# Task to complete
Quote each line of the material verbatim, without the pictures.

** Begin Data for processing **

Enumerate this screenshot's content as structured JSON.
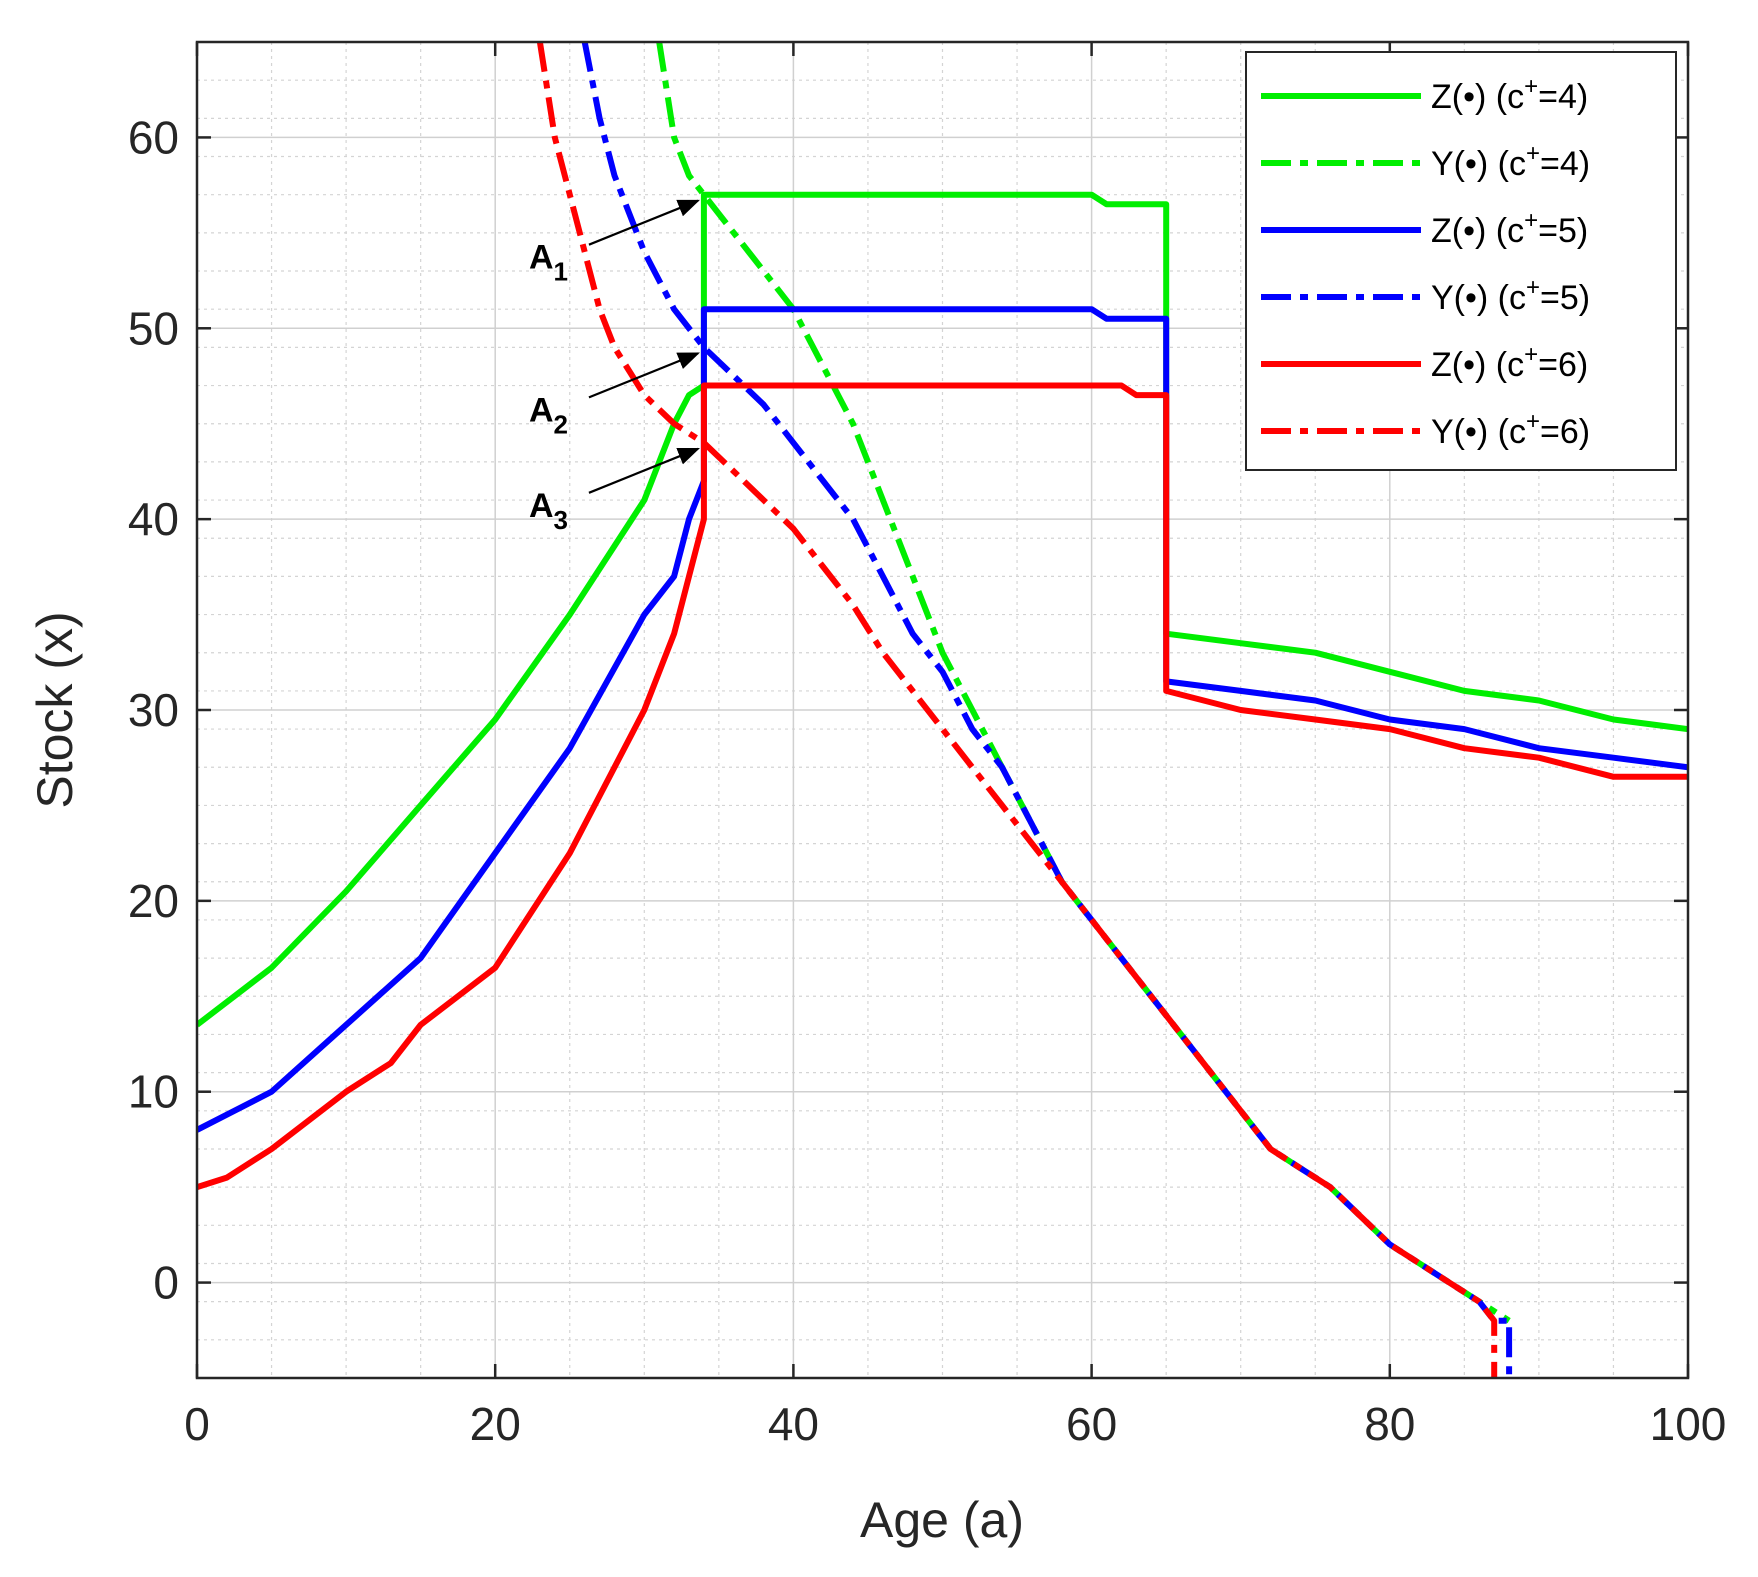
{
  "chart_data": {
    "type": "line",
    "title": "",
    "xlabel": "Age (a)",
    "ylabel": "Stock (x)",
    "xlim": [
      0,
      100
    ],
    "ylim": [
      -5,
      65
    ],
    "xticks": [
      0,
      20,
      40,
      60,
      80,
      100
    ],
    "yticks": [
      0,
      10,
      20,
      30,
      40,
      50,
      60
    ],
    "grid": true,
    "legend_position": "top-right",
    "series": [
      {
        "name": "Z(•) (c⁺=4)",
        "label_main": "Z(•) (c",
        "label_sup": "+",
        "label_tail": "=4)",
        "color": "#00ee00",
        "style": "solid",
        "points": [
          [
            0,
            13.5
          ],
          [
            5,
            16.5
          ],
          [
            10,
            20.5
          ],
          [
            15,
            25
          ],
          [
            20,
            29.5
          ],
          [
            25,
            35
          ],
          [
            30,
            41
          ],
          [
            32,
            45
          ],
          [
            33,
            46.5
          ],
          [
            34,
            47
          ],
          [
            34,
            57
          ],
          [
            60,
            57
          ],
          [
            61,
            56.5
          ],
          [
            65,
            56.5
          ],
          [
            65,
            34
          ],
          [
            70,
            33.5
          ],
          [
            75,
            33
          ],
          [
            80,
            32
          ],
          [
            85,
            31
          ],
          [
            90,
            30.5
          ],
          [
            95,
            29.5
          ],
          [
            100,
            29
          ]
        ]
      },
      {
        "name": "Y(•) (c⁺=4)",
        "label_main": "Y(•) (c",
        "label_sup": "+",
        "label_tail": "=4)",
        "color": "#00ee00",
        "style": "dashed",
        "points": [
          [
            31,
            65
          ],
          [
            32,
            60
          ],
          [
            33,
            58
          ],
          [
            34,
            57
          ],
          [
            36,
            55
          ],
          [
            38,
            53
          ],
          [
            40,
            51
          ],
          [
            42,
            48
          ],
          [
            44,
            45
          ],
          [
            46,
            41
          ],
          [
            48,
            37
          ],
          [
            50,
            33
          ],
          [
            52,
            30
          ],
          [
            54,
            27
          ],
          [
            56,
            24
          ],
          [
            58,
            21
          ],
          [
            60,
            19
          ],
          [
            62,
            17
          ],
          [
            64,
            15
          ],
          [
            66,
            13
          ],
          [
            68,
            11
          ],
          [
            70,
            9
          ],
          [
            72,
            7
          ],
          [
            74,
            6
          ],
          [
            76,
            5
          ],
          [
            78,
            3.5
          ],
          [
            80,
            2
          ],
          [
            82,
            1
          ],
          [
            84,
            0
          ],
          [
            86,
            -1
          ],
          [
            88,
            -2
          ]
        ]
      },
      {
        "name": "Z(•) (c⁺=5)",
        "label_main": "Z(•) (c",
        "label_sup": "+",
        "label_tail": "=5)",
        "color": "#0000ff",
        "style": "solid",
        "points": [
          [
            0,
            8
          ],
          [
            5,
            10
          ],
          [
            10,
            13.5
          ],
          [
            15,
            17
          ],
          [
            20,
            22.5
          ],
          [
            25,
            28
          ],
          [
            30,
            35
          ],
          [
            32,
            37
          ],
          [
            33,
            40
          ],
          [
            34,
            42
          ],
          [
            34,
            51
          ],
          [
            60,
            51
          ],
          [
            61,
            50.5
          ],
          [
            65,
            50.5
          ],
          [
            65,
            31.5
          ],
          [
            70,
            31
          ],
          [
            75,
            30.5
          ],
          [
            80,
            29.5
          ],
          [
            85,
            29
          ],
          [
            90,
            28
          ],
          [
            95,
            27.5
          ],
          [
            100,
            27
          ]
        ]
      },
      {
        "name": "Y(•) (c⁺=5)",
        "label_main": "Y(•) (c",
        "label_sup": "+",
        "label_tail": "=5)",
        "color": "#0000ff",
        "style": "dashed",
        "points": [
          [
            26,
            65
          ],
          [
            27,
            61
          ],
          [
            28,
            58
          ],
          [
            29,
            56
          ],
          [
            30,
            54
          ],
          [
            32,
            51
          ],
          [
            34,
            49
          ],
          [
            36,
            47.5
          ],
          [
            38,
            46
          ],
          [
            40,
            44
          ],
          [
            42,
            42
          ],
          [
            44,
            40
          ],
          [
            46,
            37
          ],
          [
            48,
            34
          ],
          [
            50,
            32
          ],
          [
            52,
            29
          ],
          [
            54,
            27
          ],
          [
            56,
            24
          ],
          [
            58,
            21
          ],
          [
            60,
            19
          ],
          [
            62,
            17
          ],
          [
            64,
            15
          ],
          [
            66,
            13
          ],
          [
            68,
            11
          ],
          [
            70,
            9
          ],
          [
            72,
            7
          ],
          [
            74,
            6
          ],
          [
            76,
            5
          ],
          [
            78,
            3.5
          ],
          [
            80,
            2
          ],
          [
            82,
            1
          ],
          [
            84,
            0
          ],
          [
            86,
            -1
          ],
          [
            87,
            -2
          ],
          [
            88,
            -2
          ],
          [
            88,
            -5
          ]
        ]
      },
      {
        "name": "Z(•) (c⁺=6)",
        "label_main": "Z(•) (c",
        "label_sup": "+",
        "label_tail": "=6)",
        "color": "#ff0000",
        "style": "solid",
        "points": [
          [
            0,
            5
          ],
          [
            2,
            5.5
          ],
          [
            5,
            7
          ],
          [
            10,
            10
          ],
          [
            13,
            11.5
          ],
          [
            15,
            13.5
          ],
          [
            20,
            16.5
          ],
          [
            25,
            22.5
          ],
          [
            30,
            30
          ],
          [
            32,
            34
          ],
          [
            33,
            37
          ],
          [
            34,
            40
          ],
          [
            34,
            47
          ],
          [
            60,
            47
          ],
          [
            62,
            47
          ],
          [
            63,
            46.5
          ],
          [
            65,
            46.5
          ],
          [
            65,
            31
          ],
          [
            70,
            30
          ],
          [
            75,
            29.5
          ],
          [
            80,
            29
          ],
          [
            85,
            28
          ],
          [
            90,
            27.5
          ],
          [
            95,
            26.5
          ],
          [
            100,
            26.5
          ]
        ]
      },
      {
        "name": "Y(•) (c⁺=6)",
        "label_main": "Y(•) (c",
        "label_sup": "+",
        "label_tail": "=6)",
        "color": "#ff0000",
        "style": "dashed",
        "points": [
          [
            23,
            65
          ],
          [
            24,
            60
          ],
          [
            25,
            57
          ],
          [
            26,
            54
          ],
          [
            27,
            51
          ],
          [
            28,
            49
          ],
          [
            30,
            46.5
          ],
          [
            32,
            45
          ],
          [
            34,
            44
          ],
          [
            36,
            42.5
          ],
          [
            38,
            41
          ],
          [
            40,
            39.5
          ],
          [
            42,
            37.5
          ],
          [
            44,
            35.5
          ],
          [
            46,
            33
          ],
          [
            48,
            31
          ],
          [
            50,
            29
          ],
          [
            52,
            27
          ],
          [
            54,
            25
          ],
          [
            56,
            23
          ],
          [
            58,
            21
          ],
          [
            60,
            19
          ],
          [
            62,
            17
          ],
          [
            64,
            15
          ],
          [
            66,
            13
          ],
          [
            68,
            11
          ],
          [
            70,
            9
          ],
          [
            72,
            7
          ],
          [
            74,
            6
          ],
          [
            76,
            5
          ],
          [
            78,
            3.5
          ],
          [
            80,
            2
          ],
          [
            82,
            1
          ],
          [
            84,
            0
          ],
          [
            86,
            -1
          ],
          [
            87,
            -2
          ],
          [
            87,
            -5
          ]
        ]
      }
    ],
    "annotations": [
      {
        "label": "A",
        "sub": "1",
        "x": 34,
        "y": 57
      },
      {
        "label": "A",
        "sub": "2",
        "x": 34,
        "y": 49
      },
      {
        "label": "A",
        "sub": "3",
        "x": 34,
        "y": 44
      }
    ]
  }
}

** End Data for processing **

# Solution to the exercise
Enumerate this screenshot's content as structured JSON.
{
  "chart_data": {
    "type": "line",
    "title": "",
    "xlabel": "Age (a)",
    "ylabel": "Stock (x)",
    "xlim": [
      0,
      100
    ],
    "ylim": [
      -5,
      65
    ],
    "xticks": [
      0,
      20,
      40,
      60,
      80,
      100
    ],
    "yticks": [
      0,
      10,
      20,
      30,
      40,
      50,
      60
    ],
    "grid": true,
    "legend_position": "top-right",
    "series": [
      {
        "name": "Z(•) (c⁺=4)",
        "label_main": "Z(•) (c",
        "label_sup": "+",
        "label_tail": "=4)",
        "color": "#00ee00",
        "style": "solid",
        "points": [
          [
            0,
            13.5
          ],
          [
            5,
            16.5
          ],
          [
            10,
            20.5
          ],
          [
            15,
            25
          ],
          [
            20,
            29.5
          ],
          [
            25,
            35
          ],
          [
            30,
            41
          ],
          [
            32,
            45
          ],
          [
            33,
            46.5
          ],
          [
            34,
            47
          ],
          [
            34,
            57
          ],
          [
            60,
            57
          ],
          [
            61,
            56.5
          ],
          [
            65,
            56.5
          ],
          [
            65,
            34
          ],
          [
            70,
            33.5
          ],
          [
            75,
            33
          ],
          [
            80,
            32
          ],
          [
            85,
            31
          ],
          [
            90,
            30.5
          ],
          [
            95,
            29.5
          ],
          [
            100,
            29
          ]
        ]
      },
      {
        "name": "Y(•) (c⁺=4)",
        "label_main": "Y(•) (c",
        "label_sup": "+",
        "label_tail": "=4)",
        "color": "#00ee00",
        "style": "dashed",
        "points": [
          [
            31,
            65
          ],
          [
            32,
            60
          ],
          [
            33,
            58
          ],
          [
            34,
            57
          ],
          [
            36,
            55
          ],
          [
            38,
            53
          ],
          [
            40,
            51
          ],
          [
            42,
            48
          ],
          [
            44,
            45
          ],
          [
            46,
            41
          ],
          [
            48,
            37
          ],
          [
            50,
            33
          ],
          [
            52,
            30
          ],
          [
            54,
            27
          ],
          [
            56,
            24
          ],
          [
            58,
            21
          ],
          [
            60,
            19
          ],
          [
            62,
            17
          ],
          [
            64,
            15
          ],
          [
            66,
            13
          ],
          [
            68,
            11
          ],
          [
            70,
            9
          ],
          [
            72,
            7
          ],
          [
            74,
            6
          ],
          [
            76,
            5
          ],
          [
            78,
            3.5
          ],
          [
            80,
            2
          ],
          [
            82,
            1
          ],
          [
            84,
            0
          ],
          [
            86,
            -1
          ],
          [
            88,
            -2
          ]
        ]
      },
      {
        "name": "Z(•) (c⁺=5)",
        "label_main": "Z(•) (c",
        "label_sup": "+",
        "label_tail": "=5)",
        "color": "#0000ff",
        "style": "solid",
        "points": [
          [
            0,
            8
          ],
          [
            5,
            10
          ],
          [
            10,
            13.5
          ],
          [
            15,
            17
          ],
          [
            20,
            22.5
          ],
          [
            25,
            28
          ],
          [
            30,
            35
          ],
          [
            32,
            37
          ],
          [
            33,
            40
          ],
          [
            34,
            42
          ],
          [
            34,
            51
          ],
          [
            60,
            51
          ],
          [
            61,
            50.5
          ],
          [
            65,
            50.5
          ],
          [
            65,
            31.5
          ],
          [
            70,
            31
          ],
          [
            75,
            30.5
          ],
          [
            80,
            29.5
          ],
          [
            85,
            29
          ],
          [
            90,
            28
          ],
          [
            95,
            27.5
          ],
          [
            100,
            27
          ]
        ]
      },
      {
        "name": "Y(•) (c⁺=5)",
        "label_main": "Y(•) (c",
        "label_sup": "+",
        "label_tail": "=5)",
        "color": "#0000ff",
        "style": "dashed",
        "points": [
          [
            26,
            65
          ],
          [
            27,
            61
          ],
          [
            28,
            58
          ],
          [
            29,
            56
          ],
          [
            30,
            54
          ],
          [
            32,
            51
          ],
          [
            34,
            49
          ],
          [
            36,
            47.5
          ],
          [
            38,
            46
          ],
          [
            40,
            44
          ],
          [
            42,
            42
          ],
          [
            44,
            40
          ],
          [
            46,
            37
          ],
          [
            48,
            34
          ],
          [
            50,
            32
          ],
          [
            52,
            29
          ],
          [
            54,
            27
          ],
          [
            56,
            24
          ],
          [
            58,
            21
          ],
          [
            60,
            19
          ],
          [
            62,
            17
          ],
          [
            64,
            15
          ],
          [
            66,
            13
          ],
          [
            68,
            11
          ],
          [
            70,
            9
          ],
          [
            72,
            7
          ],
          [
            74,
            6
          ],
          [
            76,
            5
          ],
          [
            78,
            3.5
          ],
          [
            80,
            2
          ],
          [
            82,
            1
          ],
          [
            84,
            0
          ],
          [
            86,
            -1
          ],
          [
            87,
            -2
          ],
          [
            88,
            -2
          ],
          [
            88,
            -5
          ]
        ]
      },
      {
        "name": "Z(•) (c⁺=6)",
        "label_main": "Z(•) (c",
        "label_sup": "+",
        "label_tail": "=6)",
        "color": "#ff0000",
        "style": "solid",
        "points": [
          [
            0,
            5
          ],
          [
            2,
            5.5
          ],
          [
            5,
            7
          ],
          [
            10,
            10
          ],
          [
            13,
            11.5
          ],
          [
            15,
            13.5
          ],
          [
            20,
            16.5
          ],
          [
            25,
            22.5
          ],
          [
            30,
            30
          ],
          [
            32,
            34
          ],
          [
            33,
            37
          ],
          [
            34,
            40
          ],
          [
            34,
            47
          ],
          [
            60,
            47
          ],
          [
            62,
            47
          ],
          [
            63,
            46.5
          ],
          [
            65,
            46.5
          ],
          [
            65,
            31
          ],
          [
            70,
            30
          ],
          [
            75,
            29.5
          ],
          [
            80,
            29
          ],
          [
            85,
            28
          ],
          [
            90,
            27.5
          ],
          [
            95,
            26.5
          ],
          [
            100,
            26.5
          ]
        ]
      },
      {
        "name": "Y(•) (c⁺=6)",
        "label_main": "Y(•) (c",
        "label_sup": "+",
        "label_tail": "=6)",
        "color": "#ff0000",
        "style": "dashed",
        "points": [
          [
            23,
            65
          ],
          [
            24,
            60
          ],
          [
            25,
            57
          ],
          [
            26,
            54
          ],
          [
            27,
            51
          ],
          [
            28,
            49
          ],
          [
            30,
            46.5
          ],
          [
            32,
            45
          ],
          [
            34,
            44
          ],
          [
            36,
            42.5
          ],
          [
            38,
            41
          ],
          [
            40,
            39.5
          ],
          [
            42,
            37.5
          ],
          [
            44,
            35.5
          ],
          [
            46,
            33
          ],
          [
            48,
            31
          ],
          [
            50,
            29
          ],
          [
            52,
            27
          ],
          [
            54,
            25
          ],
          [
            56,
            23
          ],
          [
            58,
            21
          ],
          [
            60,
            19
          ],
          [
            62,
            17
          ],
          [
            64,
            15
          ],
          [
            66,
            13
          ],
          [
            68,
            11
          ],
          [
            70,
            9
          ],
          [
            72,
            7
          ],
          [
            74,
            6
          ],
          [
            76,
            5
          ],
          [
            78,
            3.5
          ],
          [
            80,
            2
          ],
          [
            82,
            1
          ],
          [
            84,
            0
          ],
          [
            86,
            -1
          ],
          [
            87,
            -2
          ],
          [
            87,
            -5
          ]
        ]
      }
    ],
    "annotations": [
      {
        "label": "A",
        "sub": "1",
        "x": 34,
        "y": 57
      },
      {
        "label": "A",
        "sub": "2",
        "x": 34,
        "y": 49
      },
      {
        "label": "A",
        "sub": "3",
        "x": 34,
        "y": 44
      }
    ]
  }
}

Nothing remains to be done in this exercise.